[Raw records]
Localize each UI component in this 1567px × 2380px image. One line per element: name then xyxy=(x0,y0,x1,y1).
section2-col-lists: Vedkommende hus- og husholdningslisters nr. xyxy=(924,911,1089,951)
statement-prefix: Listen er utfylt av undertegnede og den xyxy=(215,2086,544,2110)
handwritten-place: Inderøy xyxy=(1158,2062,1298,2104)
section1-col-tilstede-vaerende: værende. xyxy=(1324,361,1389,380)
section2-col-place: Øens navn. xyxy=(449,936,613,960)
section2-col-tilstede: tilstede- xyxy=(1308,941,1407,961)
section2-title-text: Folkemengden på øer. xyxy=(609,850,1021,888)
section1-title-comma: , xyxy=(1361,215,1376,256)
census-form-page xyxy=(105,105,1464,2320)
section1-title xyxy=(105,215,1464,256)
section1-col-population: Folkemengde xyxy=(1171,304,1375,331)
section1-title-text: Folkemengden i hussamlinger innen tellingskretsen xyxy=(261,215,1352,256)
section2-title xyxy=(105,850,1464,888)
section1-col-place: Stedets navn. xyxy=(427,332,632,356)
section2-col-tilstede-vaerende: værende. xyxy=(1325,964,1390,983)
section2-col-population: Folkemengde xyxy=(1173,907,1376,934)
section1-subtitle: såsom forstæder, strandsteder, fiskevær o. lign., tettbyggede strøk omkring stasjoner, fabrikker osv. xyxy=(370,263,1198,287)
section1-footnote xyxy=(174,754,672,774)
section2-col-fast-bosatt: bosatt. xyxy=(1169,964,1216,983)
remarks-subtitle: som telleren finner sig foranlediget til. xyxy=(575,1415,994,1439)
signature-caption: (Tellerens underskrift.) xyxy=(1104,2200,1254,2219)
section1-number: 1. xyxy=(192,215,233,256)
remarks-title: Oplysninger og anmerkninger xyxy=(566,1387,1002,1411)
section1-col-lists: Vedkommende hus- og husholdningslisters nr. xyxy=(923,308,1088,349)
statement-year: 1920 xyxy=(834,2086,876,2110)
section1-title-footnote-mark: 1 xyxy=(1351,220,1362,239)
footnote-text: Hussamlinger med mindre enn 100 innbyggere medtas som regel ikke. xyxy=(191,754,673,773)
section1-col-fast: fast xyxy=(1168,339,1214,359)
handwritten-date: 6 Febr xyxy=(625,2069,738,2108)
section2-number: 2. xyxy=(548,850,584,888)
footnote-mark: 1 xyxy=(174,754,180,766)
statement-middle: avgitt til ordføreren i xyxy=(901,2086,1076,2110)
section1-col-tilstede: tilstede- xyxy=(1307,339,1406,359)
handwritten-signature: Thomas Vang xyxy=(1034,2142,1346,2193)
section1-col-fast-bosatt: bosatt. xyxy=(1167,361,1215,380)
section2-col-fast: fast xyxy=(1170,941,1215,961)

Do this:
Reproduce the whole listing, swapping "Tellerens underskrift" for "Tellerens signatur" and leaving everything else unchanged.

Completed task:
Localize each UI component in this 1567px × 2380px image. One line per element: name then xyxy=(x0,y0,x1,y1).
section2-col-lists: Vedkommende hus- og husholdningslisters nr. xyxy=(924,911,1089,951)
statement-prefix: Listen er utfylt av undertegnede og den xyxy=(215,2086,544,2110)
handwritten-place: Inderøy xyxy=(1158,2062,1298,2104)
section1-col-tilstede-vaerende: værende. xyxy=(1324,361,1389,380)
section2-col-place: Øens navn. xyxy=(449,936,613,960)
section2-col-tilstede: tilstede- xyxy=(1308,941,1407,961)
section2-title-text: Folkemengden på øer. xyxy=(609,850,1021,888)
section1-title-comma: , xyxy=(1361,215,1376,256)
census-form-page xyxy=(105,105,1464,2320)
section1-title xyxy=(105,215,1464,256)
section1-col-population: Folkemengde xyxy=(1171,304,1375,331)
section1-title-text: Folkemengden i hussamlinger innen tellingskretsen xyxy=(261,215,1352,256)
section2-title xyxy=(105,850,1464,888)
section1-col-place: Stedets navn. xyxy=(427,332,632,356)
section2-col-tilstede-vaerende: værende. xyxy=(1325,964,1390,983)
section2-col-population: Folkemengde xyxy=(1173,907,1376,934)
section1-subtitle: såsom forstæder, strandsteder, fiskevær o. lign., tettbyggede strøk omkring stasjoner, fabrikker osv. xyxy=(370,263,1198,287)
section1-footnote xyxy=(174,754,672,774)
section2-col-fast-bosatt: bosatt. xyxy=(1169,964,1216,983)
remarks-subtitle: som telleren finner sig foranlediget til. xyxy=(575,1415,994,1439)
signature-caption: (Tellerens signatur.) xyxy=(1104,2200,1254,2219)
section1-number: 1. xyxy=(192,215,233,256)
remarks-title: Oplysninger og anmerkninger xyxy=(566,1387,1002,1411)
section1-col-lists: Vedkommende hus- og husholdningslisters nr. xyxy=(923,308,1088,349)
statement-year: 1920 xyxy=(834,2086,876,2110)
section1-title-footnote-mark: 1 xyxy=(1351,220,1362,239)
footnote-text: Hussamlinger med mindre enn 100 innbyggere medtas som regel ikke. xyxy=(191,754,673,773)
section1-col-fast: fast xyxy=(1168,339,1214,359)
handwritten-date: 6 Febr xyxy=(625,2069,738,2108)
section2-number: 2. xyxy=(548,850,584,888)
footnote-mark: 1 xyxy=(174,754,180,766)
statement-middle: avgitt til ordføreren i xyxy=(901,2086,1076,2110)
section1-col-tilstede: tilstede- xyxy=(1307,339,1406,359)
handwritten-signature: Thomas Vang xyxy=(1034,2142,1346,2193)
section1-col-fast-bosatt: bosatt. xyxy=(1167,361,1215,380)
section2-col-fast: fast xyxy=(1170,941,1215,961)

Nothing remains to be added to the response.